• _Instructions to follow_
Within the material below, find each line bearing the word "ffffff" and present it.

• _Figure record listings_
========================================

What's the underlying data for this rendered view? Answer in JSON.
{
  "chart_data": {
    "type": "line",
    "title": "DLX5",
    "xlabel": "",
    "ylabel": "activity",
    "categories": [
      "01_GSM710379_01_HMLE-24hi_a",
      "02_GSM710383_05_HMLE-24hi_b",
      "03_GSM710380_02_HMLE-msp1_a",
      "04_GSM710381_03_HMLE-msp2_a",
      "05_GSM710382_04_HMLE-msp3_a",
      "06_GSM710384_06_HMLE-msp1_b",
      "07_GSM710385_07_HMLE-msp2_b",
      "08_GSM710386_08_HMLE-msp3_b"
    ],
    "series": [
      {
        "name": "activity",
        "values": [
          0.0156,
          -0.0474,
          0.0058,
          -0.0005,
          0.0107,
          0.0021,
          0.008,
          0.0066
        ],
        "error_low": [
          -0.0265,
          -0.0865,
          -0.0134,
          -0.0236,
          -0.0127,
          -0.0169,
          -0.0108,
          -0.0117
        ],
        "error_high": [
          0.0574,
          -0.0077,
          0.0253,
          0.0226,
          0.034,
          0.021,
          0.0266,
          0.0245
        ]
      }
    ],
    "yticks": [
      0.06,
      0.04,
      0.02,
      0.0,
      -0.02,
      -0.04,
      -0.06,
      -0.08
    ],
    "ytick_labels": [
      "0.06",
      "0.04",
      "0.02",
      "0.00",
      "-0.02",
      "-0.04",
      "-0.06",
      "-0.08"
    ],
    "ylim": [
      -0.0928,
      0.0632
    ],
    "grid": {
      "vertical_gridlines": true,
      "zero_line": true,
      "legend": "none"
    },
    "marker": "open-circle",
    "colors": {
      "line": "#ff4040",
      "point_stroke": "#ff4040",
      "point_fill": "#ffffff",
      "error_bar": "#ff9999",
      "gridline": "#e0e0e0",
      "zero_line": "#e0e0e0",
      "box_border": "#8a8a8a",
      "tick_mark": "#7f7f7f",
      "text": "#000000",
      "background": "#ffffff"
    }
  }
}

========================================

• _The answer_
      "point_fill": "#ffffff",
      "background": "#ffffff"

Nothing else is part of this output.